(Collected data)
begin
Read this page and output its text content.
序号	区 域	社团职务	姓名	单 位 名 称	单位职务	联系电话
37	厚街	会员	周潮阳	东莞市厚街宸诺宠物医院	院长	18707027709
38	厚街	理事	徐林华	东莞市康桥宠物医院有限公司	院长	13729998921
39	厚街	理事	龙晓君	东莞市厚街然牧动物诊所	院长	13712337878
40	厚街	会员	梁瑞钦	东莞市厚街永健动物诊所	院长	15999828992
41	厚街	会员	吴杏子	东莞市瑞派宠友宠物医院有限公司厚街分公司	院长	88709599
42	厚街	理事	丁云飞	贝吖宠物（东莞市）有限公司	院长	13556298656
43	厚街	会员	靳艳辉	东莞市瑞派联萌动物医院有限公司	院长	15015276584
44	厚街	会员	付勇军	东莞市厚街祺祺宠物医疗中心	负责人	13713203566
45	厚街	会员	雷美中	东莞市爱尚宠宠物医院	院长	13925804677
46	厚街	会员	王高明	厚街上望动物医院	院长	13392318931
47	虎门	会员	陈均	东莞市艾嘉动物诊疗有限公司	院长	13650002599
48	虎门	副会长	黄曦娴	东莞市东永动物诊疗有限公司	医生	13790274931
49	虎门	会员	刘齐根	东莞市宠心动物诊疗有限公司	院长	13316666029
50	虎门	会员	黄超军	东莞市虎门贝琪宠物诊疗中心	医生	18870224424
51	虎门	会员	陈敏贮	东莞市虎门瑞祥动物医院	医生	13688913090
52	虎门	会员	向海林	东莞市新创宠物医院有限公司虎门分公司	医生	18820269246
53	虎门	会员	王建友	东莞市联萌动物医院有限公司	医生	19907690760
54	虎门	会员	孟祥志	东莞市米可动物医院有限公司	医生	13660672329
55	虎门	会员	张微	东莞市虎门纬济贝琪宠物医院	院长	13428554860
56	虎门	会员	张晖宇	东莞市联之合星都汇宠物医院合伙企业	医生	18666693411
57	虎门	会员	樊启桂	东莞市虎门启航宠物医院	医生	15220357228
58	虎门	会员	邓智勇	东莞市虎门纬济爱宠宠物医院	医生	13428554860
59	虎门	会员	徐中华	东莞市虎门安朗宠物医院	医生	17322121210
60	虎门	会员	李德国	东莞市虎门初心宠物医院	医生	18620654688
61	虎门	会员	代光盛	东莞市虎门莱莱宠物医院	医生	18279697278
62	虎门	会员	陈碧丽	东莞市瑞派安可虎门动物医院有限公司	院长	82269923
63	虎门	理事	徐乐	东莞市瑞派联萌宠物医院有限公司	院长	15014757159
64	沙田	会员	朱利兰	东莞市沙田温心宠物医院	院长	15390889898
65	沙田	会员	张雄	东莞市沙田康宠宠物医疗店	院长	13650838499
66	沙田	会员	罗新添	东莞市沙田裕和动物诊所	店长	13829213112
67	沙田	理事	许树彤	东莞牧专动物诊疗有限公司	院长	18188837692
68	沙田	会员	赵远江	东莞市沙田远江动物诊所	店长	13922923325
end
◆ Stated problem
Give the listing above again, word for word.

◆ Result of this exercise
Read this page and output its text content.
序号	区 域	社团职务	姓名	单 位 名 称	单位职务	联系电话
37	厚街	会员	周潮阳	东莞市厚街宸诺宠物医院	院长	18707027709
38	厚街	理事	徐林华	东莞市康桥宠物医院有限公司	院长	13729998921
39	厚街	理事	龙晓君	东莞市厚街然牧动物诊所	院长	13712337878
40	厚街	会员	梁瑞钦	东莞市厚街永健动物诊所	院长	15999828992
41	厚街	会员	吴杏子	东莞市瑞派宠友宠物医院有限公司厚街分公司	院长	88709599
42	厚街	理事	丁云飞	贝吖宠物（东莞市）有限公司	院长	13556298656
43	厚街	会员	靳艳辉	东莞市瑞派联萌动物医院有限公司	院长	15015276584
44	厚街	会员	付勇军	东莞市厚街祺祺宠物医疗中心	负责人	13713203566
45	厚街	会员	雷美中	东莞市爱尚宠宠物医院	院长	13925804677
46	厚街	会员	王高明	厚街上望动物医院	院长	13392318931
47	虎门	会员	陈均	东莞市艾嘉动物诊疗有限公司	院长	13650002599
48	虎门	副会长	黄曦娴	东莞市东永动物诊疗有限公司	医生	13790274931
49	虎门	会员	刘齐根	东莞市宠心动物诊疗有限公司	院长	13316666029
50	虎门	会员	黄超军	东莞市虎门贝琪宠物诊疗中心	医生	18870224424
51	虎门	会员	陈敏贮	东莞市虎门瑞祥动物医院	医生	13688913090
52	虎门	会员	向海林	东莞市新创宠物医院有限公司虎门分公司	医生	18820269246
53	虎门	会员	王建友	东莞市联萌动物医院有限公司	医生	19907690760
54	虎门	会员	孟祥志	东莞市米可动物医院有限公司	医生	13660672329
55	虎门	会员	张微	东莞市虎门纬济贝琪宠物医院	院长	13428554860
56	虎门	会员	张晖宇	东莞市联之合星都汇宠物医院合伙企业	医生	18666693411
57	虎门	会员	樊启桂	东莞市虎门启航宠物医院	医生	15220357228
58	虎门	会员	邓智勇	东莞市虎门纬济爱宠宠物医院	医生	13428554860
59	虎门	会员	徐中华	东莞市虎门安朗宠物医院	医生	17322121210
60	虎门	会员	李德国	东莞市虎门初心宠物医院	医生	18620654688
61	虎门	会员	代光盛	东莞市虎门莱莱宠物医院	医生	18279697278
62	虎门	会员	陈碧丽	东莞市瑞派安可虎门动物医院有限公司	院长	82269923
63	虎门	理事	徐乐	东莞市瑞派联萌宠物医院有限公司	院长	15014757159
64	沙田	会员	朱利兰	东莞市沙田温心宠物医院	院长	15390889898
65	沙田	会员	张雄	东莞市沙田康宠宠物医疗店	院长	13650838499
66	沙田	会员	罗新添	东莞市沙田裕和动物诊所	店长	13829213112
67	沙田	理事	许树彤	东莞牧专动物诊疗有限公司	院长	18188837692
68	沙田	会员	赵远江	东莞市沙田远江动物诊所	店长	13922923325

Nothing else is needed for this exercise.